Stated task :: Every entry must be duplicated precisely as written.

-*-*-

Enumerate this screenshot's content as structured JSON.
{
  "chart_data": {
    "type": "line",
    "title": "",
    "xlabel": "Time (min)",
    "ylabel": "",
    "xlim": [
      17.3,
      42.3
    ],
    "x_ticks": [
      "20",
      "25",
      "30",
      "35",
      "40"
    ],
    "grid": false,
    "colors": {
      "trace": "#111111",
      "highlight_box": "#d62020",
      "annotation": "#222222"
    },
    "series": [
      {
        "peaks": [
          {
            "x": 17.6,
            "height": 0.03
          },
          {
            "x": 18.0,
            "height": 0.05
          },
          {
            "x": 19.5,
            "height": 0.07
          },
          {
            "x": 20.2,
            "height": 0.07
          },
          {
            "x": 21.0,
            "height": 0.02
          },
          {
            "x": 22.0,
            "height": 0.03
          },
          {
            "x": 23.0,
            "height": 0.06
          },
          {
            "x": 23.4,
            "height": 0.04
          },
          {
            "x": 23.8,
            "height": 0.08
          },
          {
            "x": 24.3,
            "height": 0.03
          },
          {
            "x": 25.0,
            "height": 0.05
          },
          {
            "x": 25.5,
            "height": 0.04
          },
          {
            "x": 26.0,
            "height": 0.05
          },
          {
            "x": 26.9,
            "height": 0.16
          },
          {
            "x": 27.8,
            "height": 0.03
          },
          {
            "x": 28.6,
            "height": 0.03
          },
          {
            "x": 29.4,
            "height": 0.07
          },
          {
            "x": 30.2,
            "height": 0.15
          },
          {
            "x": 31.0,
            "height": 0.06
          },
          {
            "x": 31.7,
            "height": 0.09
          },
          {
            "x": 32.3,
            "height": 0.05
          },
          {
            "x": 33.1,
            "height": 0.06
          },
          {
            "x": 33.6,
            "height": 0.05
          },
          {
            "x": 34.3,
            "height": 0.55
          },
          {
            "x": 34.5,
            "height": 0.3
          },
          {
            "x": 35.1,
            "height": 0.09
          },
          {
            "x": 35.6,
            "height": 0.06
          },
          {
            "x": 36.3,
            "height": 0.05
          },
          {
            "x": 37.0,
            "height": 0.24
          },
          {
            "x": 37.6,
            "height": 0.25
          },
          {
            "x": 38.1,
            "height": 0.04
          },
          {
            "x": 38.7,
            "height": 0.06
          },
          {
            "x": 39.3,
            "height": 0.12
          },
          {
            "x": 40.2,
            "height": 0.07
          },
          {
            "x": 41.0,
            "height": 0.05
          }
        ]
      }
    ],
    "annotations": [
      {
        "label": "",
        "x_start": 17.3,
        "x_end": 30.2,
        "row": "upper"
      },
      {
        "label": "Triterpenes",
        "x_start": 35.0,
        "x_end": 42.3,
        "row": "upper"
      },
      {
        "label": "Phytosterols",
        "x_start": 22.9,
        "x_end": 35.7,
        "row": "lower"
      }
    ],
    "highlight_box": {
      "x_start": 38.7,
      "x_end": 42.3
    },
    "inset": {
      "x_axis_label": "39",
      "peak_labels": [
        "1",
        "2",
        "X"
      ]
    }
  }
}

-*-*-

Solution to the exercise ::
Enumerate this screenshot's content as structured JSON.
{
  "chart_data": {
    "type": "line",
    "title": "",
    "xlabel": "Time (min)",
    "ylabel": "",
    "xlim": [
      17.3,
      42.3
    ],
    "x_ticks": [
      "20",
      "25",
      "30",
      "35",
      "40"
    ],
    "grid": false,
    "colors": {
      "trace": "#111111",
      "highlight_box": "#d62020",
      "annotation": "#222222"
    },
    "series": [
      {
        "peaks": [
          {
            "x": 17.6,
            "height": 0.03
          },
          {
            "x": 18.0,
            "height": 0.05
          },
          {
            "x": 19.5,
            "height": 0.07
          },
          {
            "x": 20.2,
            "height": 0.07
          },
          {
            "x": 21.0,
            "height": 0.02
          },
          {
            "x": 22.0,
            "height": 0.03
          },
          {
            "x": 23.0,
            "height": 0.06
          },
          {
            "x": 23.4,
            "height": 0.04
          },
          {
            "x": 23.8,
            "height": 0.08
          },
          {
            "x": 24.3,
            "height": 0.03
          },
          {
            "x": 25.0,
            "height": 0.05
          },
          {
            "x": 25.5,
            "height": 0.04
          },
          {
            "x": 26.0,
            "height": 0.05
          },
          {
            "x": 26.9,
            "height": 0.16
          },
          {
            "x": 27.8,
            "height": 0.03
          },
          {
            "x": 28.6,
            "height": 0.03
          },
          {
            "x": 29.4,
            "height": 0.07
          },
          {
            "x": 30.2,
            "height": 0.15
          },
          {
            "x": 31.0,
            "height": 0.06
          },
          {
            "x": 31.7,
            "height": 0.09
          },
          {
            "x": 32.3,
            "height": 0.05
          },
          {
            "x": 33.1,
            "height": 0.06
          },
          {
            "x": 33.6,
            "height": 0.05
          },
          {
            "x": 34.3,
            "height": 0.55
          },
          {
            "x": 34.5,
            "height": 0.3
          },
          {
            "x": 35.1,
            "height": 0.09
          },
          {
            "x": 35.6,
            "height": 0.06
          },
          {
            "x": 36.3,
            "height": 0.05
          },
          {
            "x": 37.0,
            "height": 0.24
          },
          {
            "x": 37.6,
            "height": 0.25
          },
          {
            "x": 38.1,
            "height": 0.04
          },
          {
            "x": 38.7,
            "height": 0.06
          },
          {
            "x": 39.3,
            "height": 0.12
          },
          {
            "x": 40.2,
            "height": 0.07
          },
          {
            "x": 41.0,
            "height": 0.05
          }
        ]
      }
    ],
    "annotations": [
      {
        "label": "",
        "x_start": 17.3,
        "x_end": 30.2,
        "row": "upper"
      },
      {
        "label": "Triterpenes",
        "x_start": 35.0,
        "x_end": 42.3,
        "row": "upper"
      },
      {
        "label": "Phytosterols",
        "x_start": 22.9,
        "x_end": 35.7,
        "row": "lower"
      }
    ],
    "highlight_box": {
      "x_start": 38.7,
      "x_end": 42.3
    },
    "inset": {
      "x_axis_label": "39",
      "peak_labels": [
        "1",
        "2",
        "X"
      ]
    }
  }
}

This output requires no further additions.